* _SOURCE EXCERPT_
*-*-*
European stocks fell on Friday as caution crept in ahead of this weekend’s meeting of oil producers in Doha, and investors digested some key data releases out of China.

At midday, the benchmark Stoxx Europe 600 index was down 0.5%, while Germany’s DAX and France’s CAC 40 were both off 0.6%.

At the same time, oil prices extended losses amid reports the Iranian oil minister will not attend this Sunday’s summit in Qatar. Instead, Iran’s OPEC governor will be present. West Texas Intermediate was down 1.7% to $40.78 a barrel while Brent crude was 1.6% lower at $43.15.

On Thursday, the International Energy Agency said the global oil glut was set to ease by the end of this year. It also said that any potential agreement to freeze output at the Doha meeting would have only a limited impact on supplies.

“Overall there’s a slight negative bias but this could be no more than a touch of position-squaring after this week’s rally and ahead of the weekend,” said David Morrison, senior market strategist at SpreadCo.

“Investors are well aware of Sunday’s meeting in Doha between OPEC and non-OPEC producers to discuss a freeze on crude output. Equity movements have a strong positive correlation to the oil price so we may see some profit-taking now given uncertainty ahead of the meeting.”

Stocks in Asia reacted in a pretty muted fashion to data showing China’s economy grew 6.7% on the year in the first quarter compared with 6.8% in the fourth quarter of last year.

Although this marked the slowest quarterly growth in seven years, it was in line with both economists’ expectations and the country’s own targets. The government’s growth range is 6.5% to 7%.

For 2015 as a whole, growth came in at 6.9%.

Meanwhile, figures from the National Bureau of Statistics showed industrial output in the world’s second-largest economy rose 6.8% in March from the year before and compared with 5.4% growth in January to February. Economists had been expecting a 5.9% increase.

Retail sales increased 10.5% in March from a year earlier compared with 10.2% growth in January to February, just a touch above economists’ expectations of 10.4%.

In corporate news, Rio Tinto slipped after announcing the extension of its Channar Mining joint venture with Sinosteel Corporation in Australia’s Pilbara region.

Supermarket operator Carrefour pushed higher as its first quarter sales came in marginally ahead of expectations.

Man Group rallied after its first quarter update revealed positive net inflows and a good performance at its AHL unit.

Earlier, data from Eurostat showed the Eurozone trade surplus shrank in February as imports rose more rapidly than exports.
*-*-*
* _SUPPLIED DATA_
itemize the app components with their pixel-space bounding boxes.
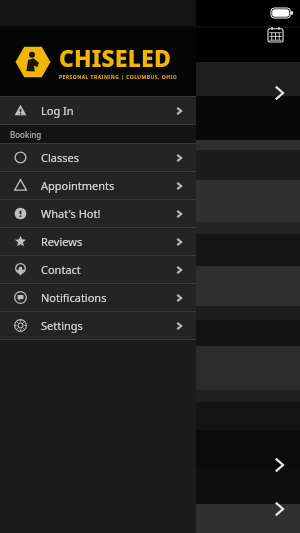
button[interactable]: Open item	[270, 84, 288, 102]
staticText: What's Hot!	[41, 206, 101, 221]
button[interactable]: Open item	[270, 500, 288, 518]
button[interactable]: Contact	[0, 256, 196, 283]
button[interactable]: What's Hot!	[0, 200, 196, 227]
staticText: Settings	[41, 318, 83, 333]
staticText: Classes	[41, 150, 79, 165]
button[interactable]: Calendar	[262, 21, 288, 47]
staticText: Notifications	[41, 290, 107, 305]
staticText: Contact	[41, 262, 81, 277]
button[interactable]: Classes	[0, 144, 196, 171]
button[interactable]: Log In	[0, 97, 196, 124]
button[interactable]: Open item	[270, 456, 288, 474]
staticText: Booking	[10, 129, 42, 140]
staticText: Reviews	[41, 234, 83, 249]
staticText: Log In	[41, 103, 74, 118]
staticText: CHISELED	[59, 42, 171, 73]
button[interactable]: Appointments	[0, 172, 196, 199]
staticText: Appointments	[41, 178, 115, 193]
button[interactable]: Reviews	[0, 228, 196, 255]
staticText: PERSONAL TRAINING | COLUMBUS, OHIO	[59, 74, 178, 81]
button[interactable]: Notifications	[0, 284, 196, 311]
button[interactable]: Settings	[0, 312, 196, 339]
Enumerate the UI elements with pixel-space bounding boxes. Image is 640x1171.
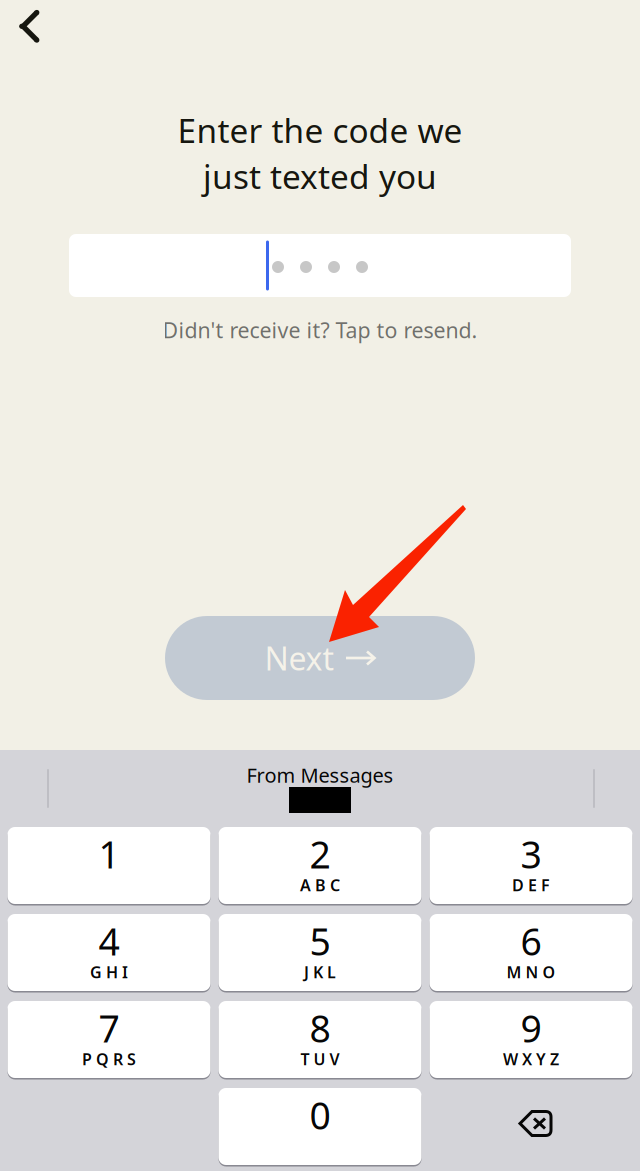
button[interactable]: 2: [218, 827, 422, 906]
button[interactable]: 3: [430, 827, 632, 906]
button[interactable]: Delete: [430, 1088, 632, 1167]
staticText: 2: [310, 829, 330, 879]
staticText: J K L: [304, 961, 336, 983]
staticText: W X Y Z: [503, 1048, 559, 1070]
staticText: Enter the code we: [178, 108, 462, 152]
button[interactable]: Next: [165, 616, 475, 700]
button[interactable]: 5: [218, 914, 422, 993]
staticText: M N O: [506, 961, 556, 983]
button[interactable]: Back: [1, 0, 57, 54]
staticText: 8: [310, 1003, 330, 1053]
staticText: P Q R S: [82, 1048, 136, 1070]
button[interactable]: 6: [430, 914, 632, 993]
staticText: 3: [520, 829, 542, 879]
staticText: From Messages: [246, 762, 394, 788]
staticText: Next: [264, 637, 334, 679]
staticText: A B C: [300, 874, 340, 896]
staticText: G H I: [90, 961, 128, 983]
staticText: 4: [98, 916, 120, 966]
staticText: 0: [310, 1090, 330, 1140]
staticText: 7: [98, 1003, 120, 1053]
staticText: T U V: [300, 1048, 340, 1070]
staticText: 5: [310, 916, 330, 966]
button[interactable]: 7: [8, 1001, 210, 1080]
button[interactable]: 9: [430, 1001, 632, 1080]
staticText: just texted you: [203, 154, 437, 198]
button[interactable]: 0: [218, 1088, 422, 1167]
button[interactable]: 4: [8, 914, 210, 993]
staticText: 9: [520, 1003, 542, 1053]
staticText: 1: [98, 829, 120, 879]
staticText: 6: [520, 916, 542, 966]
button[interactable]: Didn't receive it? Tap to resend.: [0, 313, 640, 347]
staticText: Didn't receive it? Tap to resend.: [162, 316, 478, 344]
button[interactable]: 8: [218, 1001, 422, 1080]
staticText: D E F: [512, 874, 550, 896]
button[interactable]: 1: [8, 827, 210, 906]
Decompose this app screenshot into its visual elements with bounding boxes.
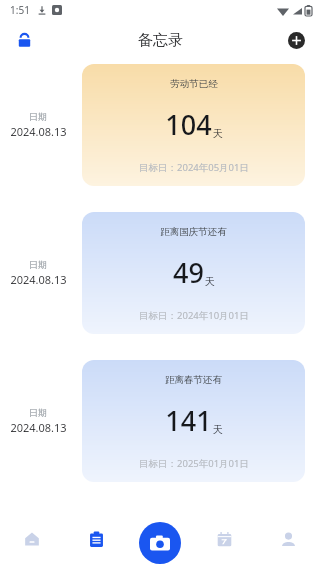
staticText: 天 bbox=[213, 423, 223, 436]
staticText: 日期 bbox=[29, 259, 47, 270]
staticText: 距离春节还有 bbox=[165, 374, 222, 386]
staticText: 劳动节已经 bbox=[170, 78, 218, 90]
button[interactable]: Notes bbox=[64, 510, 128, 568]
staticText: 2024.08.13 bbox=[10, 272, 67, 287]
staticText: 距离国庆节还有 bbox=[160, 226, 227, 238]
staticText: 1:51 bbox=[10, 3, 30, 17]
staticText: 目标日：2025年01月01日 bbox=[139, 457, 249, 470]
staticText: 2024.08.13 bbox=[10, 124, 67, 139]
button[interactable]: Home bbox=[0, 510, 64, 568]
staticText: 日期 bbox=[29, 111, 47, 122]
button[interactable]: Camera bbox=[139, 522, 181, 564]
staticText: 2024.08.13 bbox=[10, 420, 67, 435]
staticText: 天 bbox=[213, 127, 223, 140]
staticText: 目标日：2024年10月01日 bbox=[139, 309, 249, 322]
staticText: 141 bbox=[165, 402, 212, 439]
button[interactable]: Calendar bbox=[192, 510, 256, 568]
button[interactable]: 劳动节已经 bbox=[82, 64, 305, 186]
button[interactable]: 距离国庆节还有 bbox=[82, 212, 305, 334]
staticText: 目标日：2024年05月01日 bbox=[139, 161, 249, 174]
button[interactable]: Lock bbox=[8, 24, 40, 56]
staticText: 天 bbox=[205, 275, 215, 288]
button[interactable]: 距离春节还有 bbox=[82, 360, 305, 482]
staticText: 104 bbox=[165, 106, 212, 143]
button[interactable]: Profile bbox=[256, 510, 320, 568]
staticText: 日期 bbox=[29, 407, 47, 418]
staticText: 备忘录 bbox=[138, 31, 183, 50]
button[interactable]: Add bbox=[280, 24, 312, 56]
staticText: 49 bbox=[173, 254, 204, 291]
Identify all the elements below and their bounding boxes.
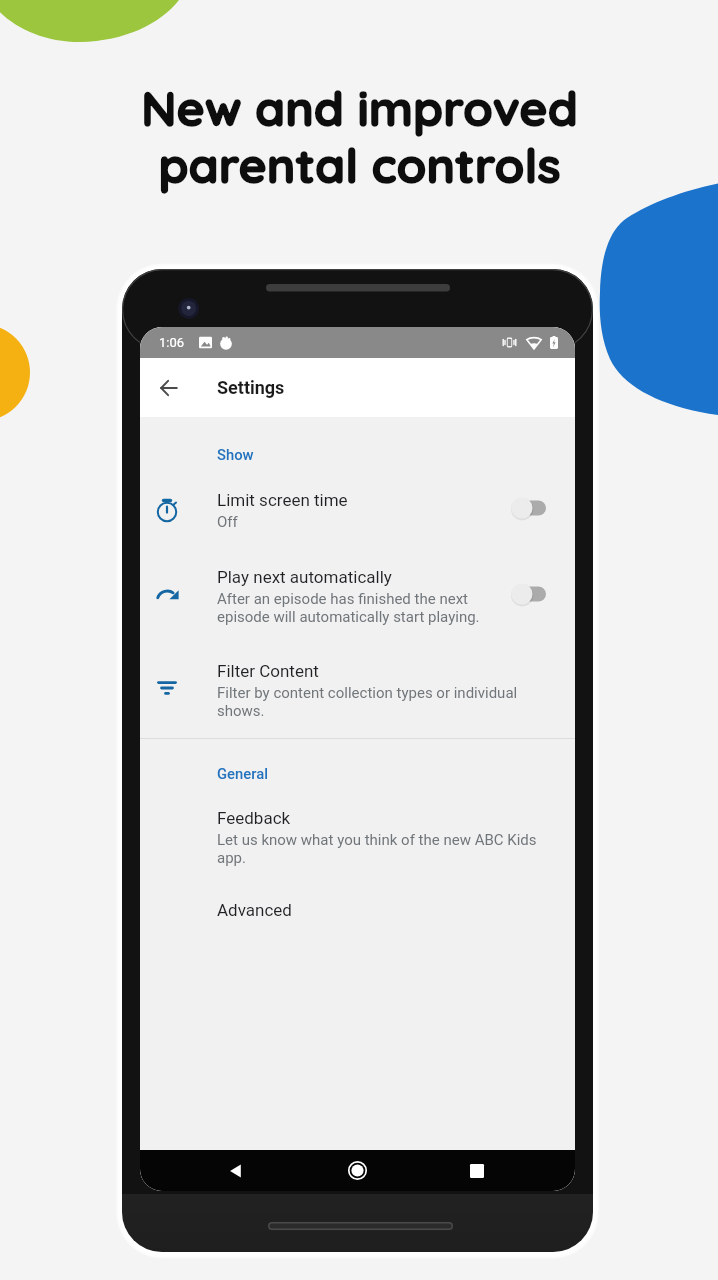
button[interactable]: Back (212, 1150, 260, 1191)
staticText: Off (217, 513, 238, 531)
staticText: Limit screen time (217, 490, 348, 510)
button[interactable]: Advanced (140, 873, 575, 924)
staticText: New and improved parental controls (141, 78, 578, 195)
staticText: After an episode has finished the next e… (217, 590, 480, 626)
button[interactable]: Play next automatically (140, 537, 575, 632)
button[interactable]: Navigate back (140, 358, 198, 417)
button[interactable]: Filter Content (140, 632, 575, 726)
button[interactable]: Toggle off (512, 494, 556, 522)
button[interactable]: Toggle off (512, 580, 556, 608)
staticText: Let us know what you think of the new AB… (217, 831, 537, 867)
staticText: 1:06 (159, 335, 185, 350)
staticText: Settings (217, 377, 285, 398)
staticText: Advanced (217, 900, 292, 920)
staticText: Show (217, 446, 254, 463)
staticText: Play next automatically (217, 567, 392, 587)
button[interactable]: Recent apps (453, 1150, 501, 1191)
staticText: General (217, 765, 268, 782)
button[interactable]: Feedback (140, 784, 575, 873)
button[interactable]: Limit screen time (140, 465, 575, 537)
button[interactable]: Home (333, 1150, 381, 1191)
staticText: Filter Content (217, 661, 319, 681)
staticText: Filter by content collection types or in… (217, 684, 518, 720)
staticText: Feedback (217, 808, 291, 828)
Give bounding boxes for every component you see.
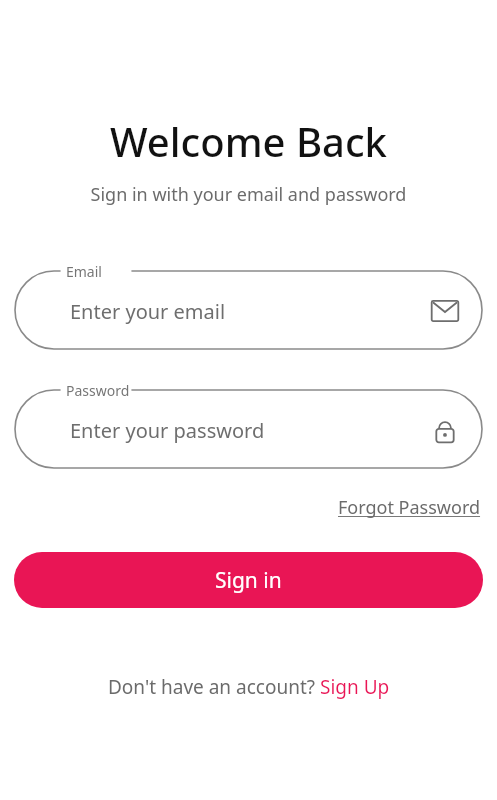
- staticText: Enter your password: [70, 417, 265, 444]
- staticText: Welcome Back: [14, 114, 483, 168]
- staticText: Password: [66, 381, 130, 400]
- staticText: Forgot Password: [338, 495, 481, 520]
- button[interactable]: Forgot Password: [336, 493, 483, 522]
- other: Email: [431, 297, 459, 325]
- staticText: Sign Up: [320, 674, 390, 700]
- button[interactable]: Sign Up: [320, 674, 390, 700]
- staticText: Sign in: [215, 566, 282, 595]
- staticText: Email: [66, 262, 102, 281]
- staticText: Don't have an account?: [108, 674, 320, 700]
- button[interactable]: Sign in: [14, 552, 483, 608]
- button[interactable]: Password: [14, 381, 483, 469]
- staticText: Sign in with your email and password: [14, 182, 483, 207]
- staticText: Enter your email: [70, 298, 226, 325]
- other: Password: [431, 416, 459, 444]
- button[interactable]: Email: [14, 262, 483, 350]
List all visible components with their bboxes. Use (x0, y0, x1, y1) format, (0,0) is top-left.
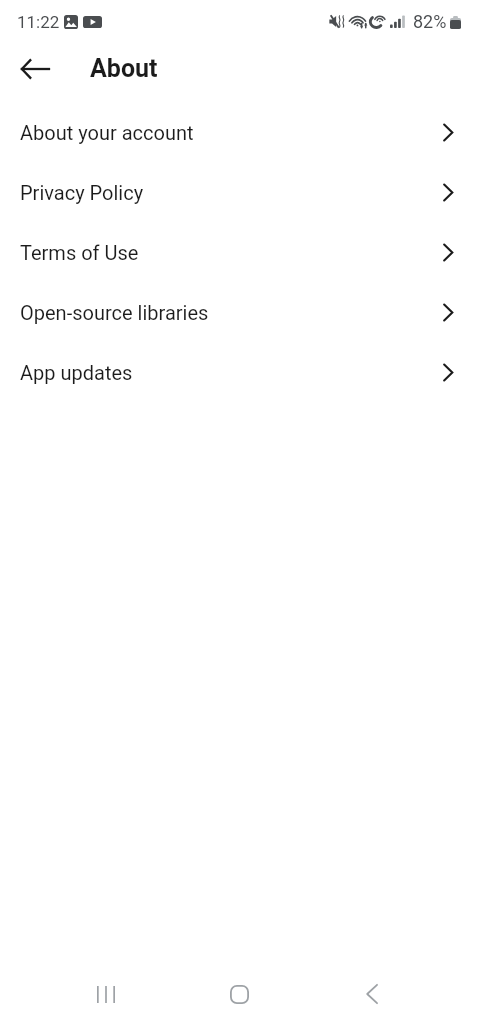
staticText: About (90, 54, 158, 83)
button[interactable]: Recent apps (74, 964, 138, 1024)
button[interactable]: Back (340, 964, 404, 1024)
button[interactable]: Open-source libraries (0, 282, 477, 342)
button[interactable]: About your account (0, 102, 477, 162)
staticText: 82% (413, 11, 447, 32)
staticText: About your account (20, 121, 442, 144)
staticText: Open-source libraries (20, 301, 442, 324)
staticText: App updates (20, 361, 442, 384)
staticText: Privacy Policy (20, 181, 442, 204)
button[interactable]: Terms of Use (0, 222, 477, 282)
button[interactable]: Privacy Policy (0, 162, 477, 222)
button[interactable]: Home (207, 964, 271, 1024)
staticText: Terms of Use (20, 241, 442, 264)
button[interactable]: App updates (0, 342, 477, 402)
button[interactable]: Back (7, 42, 63, 96)
staticText: 11:22 (17, 12, 60, 32)
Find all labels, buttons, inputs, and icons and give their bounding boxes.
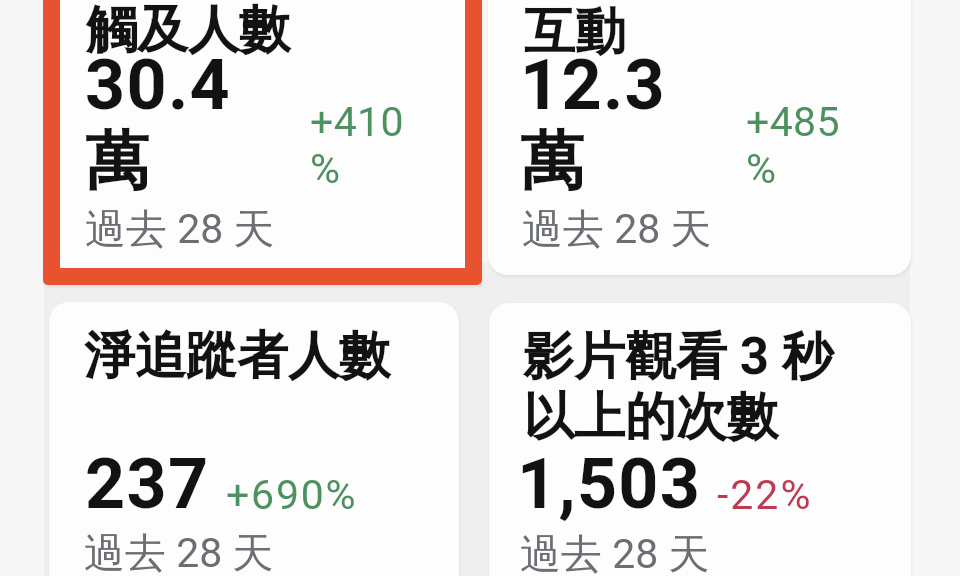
button[interactable]: 影片觀看 3 秒 以上的次數 [489,303,911,576]
staticText: 1,503 [517,446,702,524]
staticText: 237 [85,446,210,524]
staticText: +410 % [310,99,404,193]
button[interactable]: 觸及人數 [43,0,482,285]
staticText: 淨追蹤者人數 [84,328,390,388]
staticText: 影片觀看 3 秒 以上的次數 [523,326,833,449]
staticText: +485 % [746,99,840,193]
button[interactable]: 淨追蹤者人數 [49,302,459,576]
staticText: 30.4 萬 [85,47,232,203]
staticText: 互動 [524,4,626,64]
staticText: 12.3 萬 [520,47,667,203]
staticText: 過去 28 天 [85,205,275,255]
staticText: 過去 28 天 [522,205,712,255]
staticText: -22% [717,472,813,519]
staticText: 過去 28 天 [84,529,274,576]
staticText: 觸及人數 [86,2,290,62]
button[interactable]: 互動 [488,0,911,275]
staticText: 過去 28 天 [520,530,710,576]
staticText: +690% [226,472,358,519]
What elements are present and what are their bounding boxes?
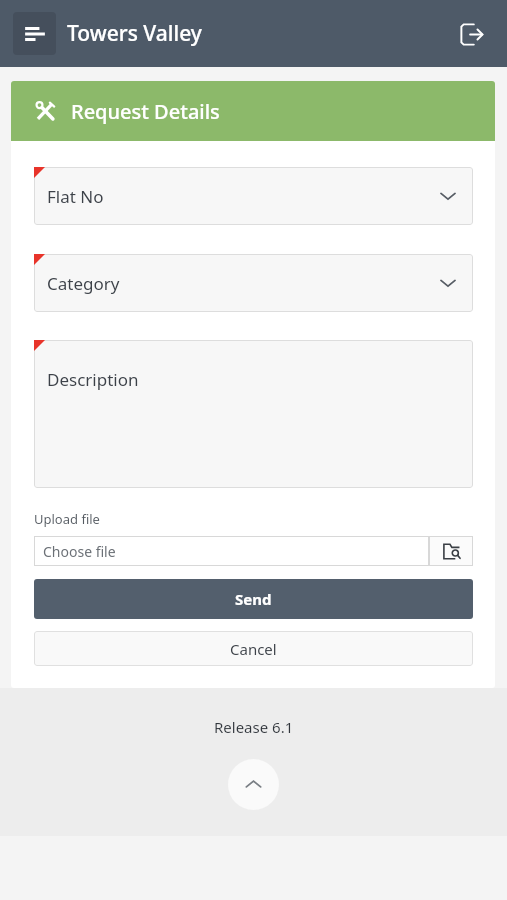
- button[interactable]: Category: [34, 254, 473, 312]
- button[interactable]: Cancel: [34, 631, 473, 666]
- button[interactable]: Description: [34, 340, 473, 488]
- button[interactable]: Logout: [453, 16, 489, 52]
- staticText: Cancel: [230, 639, 277, 659]
- staticText: Release 6.1: [214, 717, 294, 737]
- button[interactable]: Send: [34, 579, 473, 619]
- staticText: Category: [47, 272, 120, 295]
- staticText: Description: [47, 368, 139, 391]
- button[interactable]: Flat No: [34, 167, 473, 225]
- staticText: Request Details: [71, 98, 220, 125]
- staticText: Flat No: [47, 185, 104, 208]
- button[interactable]: Scroll to top: [228, 759, 279, 810]
- button[interactable]: Choose file: [34, 536, 473, 566]
- staticText: Upload file: [34, 510, 100, 528]
- staticText: Send: [235, 589, 272, 609]
- staticText: Towers Valley: [67, 19, 202, 48]
- staticText: Choose file: [43, 542, 116, 561]
- button[interactable]: Menu: [13, 12, 56, 55]
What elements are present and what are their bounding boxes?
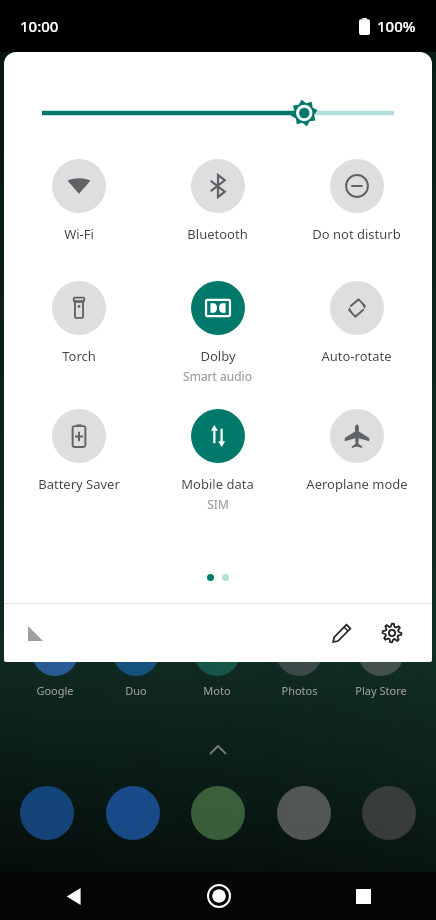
*-*-*
* _REQUIRED WORK_
A. Please repeat the passage of the market report from "Meanwhile, figures from" to "Australia’s Pilbara region.", word for word.
B. Summarize the market report in two sentences.

* _EXERCISE ANSWERS_
A.
Meanwhile, figures from the National Bureau of Statistics showed industrial output in the world’s second-largest economy rose 6.8% in March from the year before and compared with 5.4% growth in January to February. Economists had been expecting a 5.9% increase.

Retail sales increased 10.5% in March from a year earlier compared with 10.2% growth in January to February, just a touch above economists’ expectations of 10.4%.

In corporate news, Rio Tinto slipped after announcing the extension of its Channar Mining joint venture with Sinosteel Corporation in Australia’s Pilbara region.

B. European stocks fell on Friday, with the Stoxx Europe 600 down 0.5% at midday, as caution set in ahead of a weekend meeting of oil producers in Doha and investors digested data from China. China's economy grew 6.7% on the year in the first quarter, its slowest quarterly growth in seven years but in line with expectations, while industrial output and retail sales both grew faster in March than in January to February.